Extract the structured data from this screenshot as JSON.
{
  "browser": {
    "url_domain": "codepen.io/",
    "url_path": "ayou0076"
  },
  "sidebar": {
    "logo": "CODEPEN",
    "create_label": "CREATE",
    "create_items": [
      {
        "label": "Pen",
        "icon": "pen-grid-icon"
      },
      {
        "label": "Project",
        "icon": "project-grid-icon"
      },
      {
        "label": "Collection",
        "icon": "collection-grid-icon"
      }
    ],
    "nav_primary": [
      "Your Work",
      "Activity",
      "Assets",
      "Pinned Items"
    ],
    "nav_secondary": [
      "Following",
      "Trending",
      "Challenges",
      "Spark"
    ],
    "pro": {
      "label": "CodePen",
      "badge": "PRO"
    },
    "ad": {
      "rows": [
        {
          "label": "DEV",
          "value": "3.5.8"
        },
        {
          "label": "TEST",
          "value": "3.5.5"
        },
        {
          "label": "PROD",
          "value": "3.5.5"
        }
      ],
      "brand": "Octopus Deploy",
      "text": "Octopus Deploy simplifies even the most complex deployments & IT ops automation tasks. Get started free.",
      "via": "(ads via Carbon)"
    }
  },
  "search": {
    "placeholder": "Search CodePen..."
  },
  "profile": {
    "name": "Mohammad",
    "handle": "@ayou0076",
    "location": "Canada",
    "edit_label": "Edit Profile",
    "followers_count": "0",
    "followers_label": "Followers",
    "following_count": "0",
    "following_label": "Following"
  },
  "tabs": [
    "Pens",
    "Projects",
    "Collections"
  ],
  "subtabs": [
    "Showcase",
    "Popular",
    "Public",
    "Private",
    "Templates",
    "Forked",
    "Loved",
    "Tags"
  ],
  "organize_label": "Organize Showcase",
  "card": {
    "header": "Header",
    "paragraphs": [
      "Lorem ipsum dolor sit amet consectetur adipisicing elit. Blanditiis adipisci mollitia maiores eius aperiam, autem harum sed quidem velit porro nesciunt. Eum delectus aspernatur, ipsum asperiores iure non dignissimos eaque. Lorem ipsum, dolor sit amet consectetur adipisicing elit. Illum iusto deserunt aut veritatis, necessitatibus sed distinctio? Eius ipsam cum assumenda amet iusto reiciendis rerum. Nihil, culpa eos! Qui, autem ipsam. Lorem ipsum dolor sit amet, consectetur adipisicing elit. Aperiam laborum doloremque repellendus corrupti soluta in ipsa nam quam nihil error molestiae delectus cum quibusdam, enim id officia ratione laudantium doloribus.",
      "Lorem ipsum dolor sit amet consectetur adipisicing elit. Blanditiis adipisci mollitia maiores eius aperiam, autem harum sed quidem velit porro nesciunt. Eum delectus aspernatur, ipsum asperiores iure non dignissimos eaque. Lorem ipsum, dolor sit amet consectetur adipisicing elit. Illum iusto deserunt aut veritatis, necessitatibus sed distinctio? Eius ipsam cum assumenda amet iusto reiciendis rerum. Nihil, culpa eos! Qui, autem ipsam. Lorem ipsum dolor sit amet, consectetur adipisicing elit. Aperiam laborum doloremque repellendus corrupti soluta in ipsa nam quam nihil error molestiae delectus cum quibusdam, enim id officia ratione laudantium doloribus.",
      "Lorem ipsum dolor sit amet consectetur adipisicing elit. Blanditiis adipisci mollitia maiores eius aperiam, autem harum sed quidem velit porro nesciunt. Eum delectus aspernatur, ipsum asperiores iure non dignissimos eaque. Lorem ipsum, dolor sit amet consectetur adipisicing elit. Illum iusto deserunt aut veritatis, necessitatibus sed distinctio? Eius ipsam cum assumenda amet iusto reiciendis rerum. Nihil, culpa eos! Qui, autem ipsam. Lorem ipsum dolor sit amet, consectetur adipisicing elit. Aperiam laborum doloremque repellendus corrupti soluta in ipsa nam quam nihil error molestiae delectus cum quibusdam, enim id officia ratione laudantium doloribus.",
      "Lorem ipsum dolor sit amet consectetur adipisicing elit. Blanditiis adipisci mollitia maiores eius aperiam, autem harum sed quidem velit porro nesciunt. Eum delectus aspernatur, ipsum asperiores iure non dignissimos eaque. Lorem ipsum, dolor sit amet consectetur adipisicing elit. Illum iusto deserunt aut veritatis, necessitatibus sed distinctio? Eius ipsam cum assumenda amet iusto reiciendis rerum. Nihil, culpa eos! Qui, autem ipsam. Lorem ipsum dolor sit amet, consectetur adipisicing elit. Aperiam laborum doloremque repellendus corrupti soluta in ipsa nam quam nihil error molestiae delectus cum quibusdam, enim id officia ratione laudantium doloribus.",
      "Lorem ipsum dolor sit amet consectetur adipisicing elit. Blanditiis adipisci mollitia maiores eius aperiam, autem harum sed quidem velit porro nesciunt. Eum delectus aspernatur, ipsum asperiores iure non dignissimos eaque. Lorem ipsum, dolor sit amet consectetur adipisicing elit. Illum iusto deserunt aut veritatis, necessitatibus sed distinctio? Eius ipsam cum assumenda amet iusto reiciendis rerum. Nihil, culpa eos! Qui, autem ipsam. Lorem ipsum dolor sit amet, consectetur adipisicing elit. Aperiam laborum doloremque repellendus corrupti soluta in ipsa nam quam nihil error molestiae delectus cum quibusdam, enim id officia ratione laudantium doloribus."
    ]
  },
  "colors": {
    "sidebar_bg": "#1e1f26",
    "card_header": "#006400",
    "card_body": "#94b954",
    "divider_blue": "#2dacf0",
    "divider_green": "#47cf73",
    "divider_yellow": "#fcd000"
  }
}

^^^^^^^^

◆ EXERCISE AIM
Print every entry exactly as it appears.

◆ WORKED SOLUTION
Extract the structured data from this screenshot as JSON.
{
  "browser": {
    "url_domain": "codepen.io/",
    "url_path": "ayou0076"
  },
  "sidebar": {
    "logo": "CODEPEN",
    "create_label": "CREATE",
    "create_items": [
      {
        "label": "Pen",
        "icon": "pen-grid-icon"
      },
      {
        "label": "Project",
        "icon": "project-grid-icon"
      },
      {
        "label": "Collection",
        "icon": "collection-grid-icon"
      }
    ],
    "nav_primary": [
      "Your Work",
      "Activity",
      "Assets",
      "Pinned Items"
    ],
    "nav_secondary": [
      "Following",
      "Trending",
      "Challenges",
      "Spark"
    ],
    "pro": {
      "label": "CodePen",
      "badge": "PRO"
    },
    "ad": {
      "rows": [
        {
          "label": "DEV",
          "value": "3.5.8"
        },
        {
          "label": "TEST",
          "value": "3.5.5"
        },
        {
          "label": "PROD",
          "value": "3.5.5"
        }
      ],
      "brand": "Octopus Deploy",
      "text": "Octopus Deploy simplifies even the most complex deployments & IT ops automation tasks. Get started free.",
      "via": "(ads via Carbon)"
    }
  },
  "search": {
    "placeholder": "Search CodePen..."
  },
  "profile": {
    "name": "Mohammad",
    "handle": "@ayou0076",
    "location": "Canada",
    "edit_label": "Edit Profile",
    "followers_count": "0",
    "followers_label": "Followers",
    "following_count": "0",
    "following_label": "Following"
  },
  "tabs": [
    "Pens",
    "Projects",
    "Collections"
  ],
  "subtabs": [
    "Showcase",
    "Popular",
    "Public",
    "Private",
    "Templates",
    "Forked",
    "Loved",
    "Tags"
  ],
  "organize_label": "Organize Showcase",
  "card": {
    "header": "Header",
    "paragraphs": [
      "Lorem ipsum dolor sit amet consectetur adipisicing elit. Blanditiis adipisci mollitia maiores eius aperiam, autem harum sed quidem velit porro nesciunt. Eum delectus aspernatur, ipsum asperiores iure non dignissimos eaque. Lorem ipsum, dolor sit amet consectetur adipisicing elit. Illum iusto deserunt aut veritatis, necessitatibus sed distinctio? Eius ipsam cum assumenda amet iusto reiciendis rerum. Nihil, culpa eos! Qui, autem ipsam. Lorem ipsum dolor sit amet, consectetur adipisicing elit. Aperiam laborum doloremque repellendus corrupti soluta in ipsa nam quam nihil error molestiae delectus cum quibusdam, enim id officia ratione laudantium doloribus.",
      "Lorem ipsum dolor sit amet consectetur adipisicing elit. Blanditiis adipisci mollitia maiores eius aperiam, autem harum sed quidem velit porro nesciunt. Eum delectus aspernatur, ipsum asperiores iure non dignissimos eaque. Lorem ipsum, dolor sit amet consectetur adipisicing elit. Illum iusto deserunt aut veritatis, necessitatibus sed distinctio? Eius ipsam cum assumenda amet iusto reiciendis rerum. Nihil, culpa eos! Qui, autem ipsam. Lorem ipsum dolor sit amet, consectetur adipisicing elit. Aperiam laborum doloremque repellendus corrupti soluta in ipsa nam quam nihil error molestiae delectus cum quibusdam, enim id officia ratione laudantium doloribus.",
      "Lorem ipsum dolor sit amet consectetur adipisicing elit. Blanditiis adipisci mollitia maiores eius aperiam, autem harum sed quidem velit porro nesciunt. Eum delectus aspernatur, ipsum asperiores iure non dignissimos eaque. Lorem ipsum, dolor sit amet consectetur adipisicing elit. Illum iusto deserunt aut veritatis, necessitatibus sed distinctio? Eius ipsam cum assumenda amet iusto reiciendis rerum. Nihil, culpa eos! Qui, autem ipsam. Lorem ipsum dolor sit amet, consectetur adipisicing elit. Aperiam laborum doloremque repellendus corrupti soluta in ipsa nam quam nihil error molestiae delectus cum quibusdam, enim id officia ratione laudantium doloribus.",
      "Lorem ipsum dolor sit amet consectetur adipisicing elit. Blanditiis adipisci mollitia maiores eius aperiam, autem harum sed quidem velit porro nesciunt. Eum delectus aspernatur, ipsum asperiores iure non dignissimos eaque. Lorem ipsum, dolor sit amet consectetur adipisicing elit. Illum iusto deserunt aut veritatis, necessitatibus sed distinctio? Eius ipsam cum assumenda amet iusto reiciendis rerum. Nihil, culpa eos! Qui, autem ipsam. Lorem ipsum dolor sit amet, consectetur adipisicing elit. Aperiam laborum doloremque repellendus corrupti soluta in ipsa nam quam nihil error molestiae delectus cum quibusdam, enim id officia ratione laudantium doloribus.",
      "Lorem ipsum dolor sit amet consectetur adipisicing elit. Blanditiis adipisci mollitia maiores eius aperiam, autem harum sed quidem velit porro nesciunt. Eum delectus aspernatur, ipsum asperiores iure non dignissimos eaque. Lorem ipsum, dolor sit amet consectetur adipisicing elit. Illum iusto deserunt aut veritatis, necessitatibus sed distinctio? Eius ipsam cum assumenda amet iusto reiciendis rerum. Nihil, culpa eos! Qui, autem ipsam. Lorem ipsum dolor sit amet, consectetur adipisicing elit. Aperiam laborum doloremque repellendus corrupti soluta in ipsa nam quam nihil error molestiae delectus cum quibusdam, enim id officia ratione laudantium doloribus."
    ]
  },
  "colors": {
    "sidebar_bg": "#1e1f26",
    "card_header": "#006400",
    "card_body": "#94b954",
    "divider_blue": "#2dacf0",
    "divider_green": "#47cf73",
    "divider_yellow": "#fcd000"
  }
}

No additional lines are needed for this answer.